AIM OF THE TASK: Pick out each line of the records that includes the string "ввода", and copy it.

Extracted data entries

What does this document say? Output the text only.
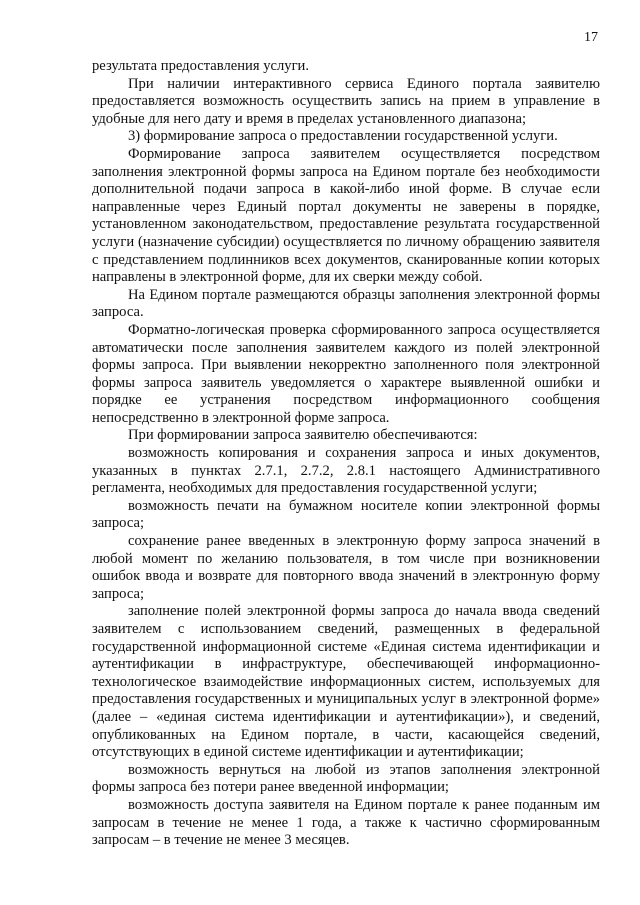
17

результата предоставления услуги.

При наличии интерактивного сервиса Единого портала заявителю предоставляется возможность осуществить запись на прием в управление в удобные для него дату и время в пределах установленного диапазона;

3) формирование запроса о предоставлении государственной услуги.

Формирование запроса заявителем осуществляется посредством заполнения электронной формы запроса на Едином портале без необходимости дополнительной подачи запроса в какой-либо иной форме. В случае если направленные через Единый портал документы не заверены в порядке, установленном законодательством, предоставление результата государственной услуги (назначение субсидии) осуществляется по личному обращению заявителя с представлением подлинников всех документов, сканированные копии которых направлены в электронной форме, для их сверки между собой.

На Едином портале размещаются образцы заполнения электронной формы запроса.

Форматно-логическая проверка сформированного запроса осуществляется автоматически после заполнения заявителем каждого из полей электронной формы запроса. При выявлении некорректно заполненного поля электронной формы запроса заявитель уведомляется о характере выявленной ошибки и порядке ее устранения посредством информационного сообщения непосредственно в электронной форме запроса.

При формировании запроса заявителю обеспечиваются:

возможность копирования и сохранения запроса и иных документов, указанных в пунктах 2.7.1, 2.7.2, 2.8.1 настоящего Административного регламента, необходимых для предоставления государственной услуги;

возможность печати на бумажном носителе копии электронной формы запроса;

сохранение ранее введенных в электронную форму запроса значений в любой момент по желанию пользователя, в том числе при возникновении ошибок ввода и возврате для повторного ввода значений в электронную форму запроса;

заполнение полей электронной формы запроса до начала ввода сведений заявителем с использованием сведений, размещенных в федеральной государственной информационной системе «Единая система идентификации и аутентификации в инфраструктуре, обеспечивающей информационно-технологическое взаимодействие информационных систем, используемых для предоставления государственных и муниципальных услуг в электронной форме» (далее – «единая система идентификации и аутентификации»), и сведений, опубликованных на Едином портале, в части, касающейся сведений, отсутствующих в единой системе идентификации и аутентификации;

возможность вернуться на любой из этапов заполнения электронной формы запроса без потери ранее введенной информации;

возможность доступа заявителя на Едином портале к ранее поданным им запросам в течение не менее 1 года, а также к частично сформированным запросам – в течение не менее 3 месяцев.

THE REPLY:
сохранение ранее введенных в электронную форму запроса значений в любой момент по желанию пользователя, в том числе при возникновении ошибок ввода и возврате для повторного ввода значений в электронную форму запроса;
заполнение полей электронной формы запроса до начала ввода сведений заявителем с использованием сведений, размещенных в федеральной государственной информационной системе «Единая система идентификации и аутентификации в инфраструктуре, обеспечивающей информационно-технологическое взаимодействие информационных систем, используемых для предоставления государственных и муниципальных услуг в электронной форме» (далее – «единая система идентификации и аутентификации»), и сведений, опубликованных на Едином портале, в части, касающейся сведений, отсутствующих в единой системе идентификации и аутентификации;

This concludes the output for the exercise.